* Written instruction: Reproduce the listing below verbatim.

---------------

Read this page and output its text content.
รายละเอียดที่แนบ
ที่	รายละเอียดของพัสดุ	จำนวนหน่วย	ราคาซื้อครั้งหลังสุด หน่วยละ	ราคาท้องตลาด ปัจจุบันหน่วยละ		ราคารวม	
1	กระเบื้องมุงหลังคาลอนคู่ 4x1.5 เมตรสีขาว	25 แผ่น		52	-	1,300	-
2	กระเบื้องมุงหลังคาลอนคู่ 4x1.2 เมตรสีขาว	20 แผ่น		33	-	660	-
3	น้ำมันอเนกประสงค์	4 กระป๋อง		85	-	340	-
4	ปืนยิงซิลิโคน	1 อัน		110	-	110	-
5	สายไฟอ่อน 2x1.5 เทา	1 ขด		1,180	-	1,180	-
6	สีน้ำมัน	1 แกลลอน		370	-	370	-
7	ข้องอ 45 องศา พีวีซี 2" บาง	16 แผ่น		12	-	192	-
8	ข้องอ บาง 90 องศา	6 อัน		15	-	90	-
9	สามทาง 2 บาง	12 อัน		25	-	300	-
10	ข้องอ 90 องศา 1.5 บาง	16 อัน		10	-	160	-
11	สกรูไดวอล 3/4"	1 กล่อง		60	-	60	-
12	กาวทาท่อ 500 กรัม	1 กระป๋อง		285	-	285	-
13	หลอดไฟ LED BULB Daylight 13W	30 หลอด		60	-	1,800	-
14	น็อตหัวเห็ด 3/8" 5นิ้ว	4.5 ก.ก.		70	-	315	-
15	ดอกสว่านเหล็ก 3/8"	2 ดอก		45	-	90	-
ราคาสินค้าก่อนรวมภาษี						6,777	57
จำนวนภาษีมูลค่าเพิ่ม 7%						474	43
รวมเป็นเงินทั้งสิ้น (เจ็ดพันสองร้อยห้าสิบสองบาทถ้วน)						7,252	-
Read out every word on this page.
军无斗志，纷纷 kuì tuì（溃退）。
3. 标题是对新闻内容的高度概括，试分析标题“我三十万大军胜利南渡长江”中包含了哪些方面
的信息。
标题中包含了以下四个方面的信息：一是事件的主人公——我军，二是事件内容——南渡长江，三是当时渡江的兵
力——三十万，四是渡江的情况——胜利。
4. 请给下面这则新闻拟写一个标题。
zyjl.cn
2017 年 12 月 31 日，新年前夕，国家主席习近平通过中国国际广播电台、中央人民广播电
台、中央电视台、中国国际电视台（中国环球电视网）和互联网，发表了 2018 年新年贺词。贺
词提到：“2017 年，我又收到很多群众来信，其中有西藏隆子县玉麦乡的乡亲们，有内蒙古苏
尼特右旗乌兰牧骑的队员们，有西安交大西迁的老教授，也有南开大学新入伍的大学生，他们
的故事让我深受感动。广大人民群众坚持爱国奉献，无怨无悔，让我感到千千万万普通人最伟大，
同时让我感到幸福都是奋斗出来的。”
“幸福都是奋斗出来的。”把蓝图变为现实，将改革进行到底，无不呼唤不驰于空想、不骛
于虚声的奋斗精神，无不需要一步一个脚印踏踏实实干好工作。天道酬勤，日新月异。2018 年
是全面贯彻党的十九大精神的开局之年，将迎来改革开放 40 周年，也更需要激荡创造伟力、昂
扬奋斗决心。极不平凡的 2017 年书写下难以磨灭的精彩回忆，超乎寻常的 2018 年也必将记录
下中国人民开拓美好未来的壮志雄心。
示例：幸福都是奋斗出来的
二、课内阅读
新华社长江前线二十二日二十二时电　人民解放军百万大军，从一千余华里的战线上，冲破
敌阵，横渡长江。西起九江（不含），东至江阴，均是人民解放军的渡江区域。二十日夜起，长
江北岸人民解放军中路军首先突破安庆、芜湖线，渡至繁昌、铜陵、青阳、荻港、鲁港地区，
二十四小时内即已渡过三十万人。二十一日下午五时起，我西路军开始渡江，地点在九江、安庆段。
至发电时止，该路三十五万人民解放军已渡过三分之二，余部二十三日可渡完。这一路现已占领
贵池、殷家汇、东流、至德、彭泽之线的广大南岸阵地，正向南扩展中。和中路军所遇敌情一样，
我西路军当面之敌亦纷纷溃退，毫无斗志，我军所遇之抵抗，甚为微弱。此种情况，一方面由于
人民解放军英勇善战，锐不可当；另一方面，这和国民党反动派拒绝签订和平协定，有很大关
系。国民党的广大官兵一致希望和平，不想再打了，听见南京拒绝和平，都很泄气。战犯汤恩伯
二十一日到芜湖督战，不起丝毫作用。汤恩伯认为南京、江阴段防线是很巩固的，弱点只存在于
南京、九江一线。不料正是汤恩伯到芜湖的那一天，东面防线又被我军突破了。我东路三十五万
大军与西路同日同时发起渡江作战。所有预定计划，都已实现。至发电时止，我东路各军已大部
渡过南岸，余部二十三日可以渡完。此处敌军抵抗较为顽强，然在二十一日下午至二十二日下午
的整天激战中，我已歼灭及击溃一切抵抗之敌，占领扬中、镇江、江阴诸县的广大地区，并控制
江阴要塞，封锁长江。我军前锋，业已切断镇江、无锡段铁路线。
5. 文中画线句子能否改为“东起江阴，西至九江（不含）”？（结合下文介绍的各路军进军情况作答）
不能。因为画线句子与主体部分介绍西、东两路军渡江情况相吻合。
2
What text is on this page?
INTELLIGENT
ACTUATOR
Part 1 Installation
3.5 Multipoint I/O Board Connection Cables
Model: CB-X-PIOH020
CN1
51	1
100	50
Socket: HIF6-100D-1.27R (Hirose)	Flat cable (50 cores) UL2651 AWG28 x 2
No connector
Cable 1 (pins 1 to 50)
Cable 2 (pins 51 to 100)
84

---------------

* Result for this task:
Read this page and output its text content.
รายละเอียดที่แนบ
ที่	รายละเอียดของพัสดุ	จำนวนหน่วย	ราคาซื้อครั้งหลังสุด หน่วยละ	ราคาท้องตลาด ปัจจุบันหน่วยละ		ราคารวม	
1	กระเบื้องมุงหลังคาลอนคู่ 4x1.5 เมตรสีขาว	25 แผ่น		52	-	1,300	-
2	กระเบื้องมุงหลังคาลอนคู่ 4x1.2 เมตรสีขาว	20 แผ่น		33	-	660	-
3	น้ำมันอเนกประสงค์	4 กระป๋อง		85	-	340	-
4	ปืนยิงซิลิโคน	1 อัน		110	-	110	-
5	สายไฟอ่อน 2x1.5 เทา	1 ขด		1,180	-	1,180	-
6	สีน้ำมัน	1 แกลลอน		370	-	370	-
7	ข้องอ 45 องศา พีวีซี 2" บาง	16 แผ่น		12	-	192	-
8	ข้องอ บาง 90 องศา	6 อัน		15	-	90	-
9	สามทาง 2 บาง	12 อัน		25	-	300	-
10	ข้องอ 90 องศา 1.5 บาง	16 อัน		10	-	160	-
11	สกรูไดวอล 3/4"	1 กล่อง		60	-	60	-
12	กาวทาท่อ 500 กรัม	1 กระป๋อง		285	-	285	-
13	หลอดไฟ LED BULB Daylight 13W	30 หลอด		60	-	1,800	-
14	น็อตหัวเห็ด 3/8" 5นิ้ว	4.5 ก.ก.		70	-	315	-
15	ดอกสว่านเหล็ก 3/8"	2 ดอก		45	-	90	-
ราคาสินค้าก่อนรวมภาษี						6,777	57
จำนวนภาษีมูลค่าเพิ่ม 7%						474	43
รวมเป็นเงินทั้งสิ้น (เจ็ดพันสองร้อยห้าสิบสองบาทถ้วน)						7,252	-
Read out every word on this page.
军无斗志，纷纷 kuì tuì（溃退）。
3. 标题是对新闻内容的高度概括，试分析标题“我三十万大军胜利南渡长江”中包含了哪些方面
的信息。
标题中包含了以下四个方面的信息：一是事件的主人公——我军，二是事件内容——南渡长江，三是当时渡江的兵
力——三十万，四是渡江的情况——胜利。
4. 请给下面这则新闻拟写一个标题。
zyjl.cn
2017 年 12 月 31 日，新年前夕，国家主席习近平通过中国国际广播电台、中央人民广播电
台、中央电视台、中国国际电视台（中国环球电视网）和互联网，发表了 2018 年新年贺词。贺
词提到：“2017 年，我又收到很多群众来信，其中有西藏隆子县玉麦乡的乡亲们，有内蒙古苏
尼特右旗乌兰牧骑的队员们，有西安交大西迁的老教授，也有南开大学新入伍的大学生，他们
的故事让我深受感动。广大人民群众坚持爱国奉献，无怨无悔，让我感到千千万万普通人最伟大，
同时让我感到幸福都是奋斗出来的。”
“幸福都是奋斗出来的。”把蓝图变为现实，将改革进行到底，无不呼唤不驰于空想、不骛
于虚声的奋斗精神，无不需要一步一个脚印踏踏实实干好工作。天道酬勤，日新月异。2018 年
是全面贯彻党的十九大精神的开局之年，将迎来改革开放 40 周年，也更需要激荡创造伟力、昂
扬奋斗决心。极不平凡的 2017 年书写下难以磨灭的精彩回忆，超乎寻常的 2018 年也必将记录
下中国人民开拓美好未来的壮志雄心。
示例：幸福都是奋斗出来的
二、课内阅读
新华社长江前线二十二日二十二时电　人民解放军百万大军，从一千余华里的战线上，冲破
敌阵，横渡长江。西起九江（不含），东至江阴，均是人民解放军的渡江区域。二十日夜起，长
江北岸人民解放军中路军首先突破安庆、芜湖线，渡至繁昌、铜陵、青阳、荻港、鲁港地区，
二十四小时内即已渡过三十万人。二十一日下午五时起，我西路军开始渡江，地点在九江、安庆段。
至发电时止，该路三十五万人民解放军已渡过三分之二，余部二十三日可渡完。这一路现已占领
贵池、殷家汇、东流、至德、彭泽之线的广大南岸阵地，正向南扩展中。和中路军所遇敌情一样，
我西路军当面之敌亦纷纷溃退，毫无斗志，我军所遇之抵抗，甚为微弱。此种情况，一方面由于
人民解放军英勇善战，锐不可当；另一方面，这和国民党反动派拒绝签订和平协定，有很大关
系。国民党的广大官兵一致希望和平，不想再打了，听见南京拒绝和平，都很泄气。战犯汤恩伯
二十一日到芜湖督战，不起丝毫作用。汤恩伯认为南京、江阴段防线是很巩固的，弱点只存在于
南京、九江一线。不料正是汤恩伯到芜湖的那一天，东面防线又被我军突破了。我东路三十五万
大军与西路同日同时发起渡江作战。所有预定计划，都已实现。至发电时止，我东路各军已大部
渡过南岸，余部二十三日可以渡完。此处敌军抵抗较为顽强，然在二十一日下午至二十二日下午
的整天激战中，我已歼灭及击溃一切抵抗之敌，占领扬中、镇江、江阴诸县的广大地区，并控制
江阴要塞，封锁长江。我军前锋，业已切断镇江、无锡段铁路线。
5. 文中画线句子能否改为“东起江阴，西至九江（不含）”？（结合下文介绍的各路军进军情况作答）
不能。因为画线句子与主体部分介绍西、东两路军渡江情况相吻合。
2
What text is on this page?
INTELLIGENT
ACTUATOR
Part 1 Installation
3.5 Multipoint I/O Board Connection Cables
Model: CB-X-PIOH020
CN1
51	1
100	50
Socket: HIF6-100D-1.27R (Hirose)	Flat cable (50 cores) UL2651 AWG28 x 2
No connector
Cable 1 (pins 1 to 50)
Cable 2 (pins 51 to 100)
84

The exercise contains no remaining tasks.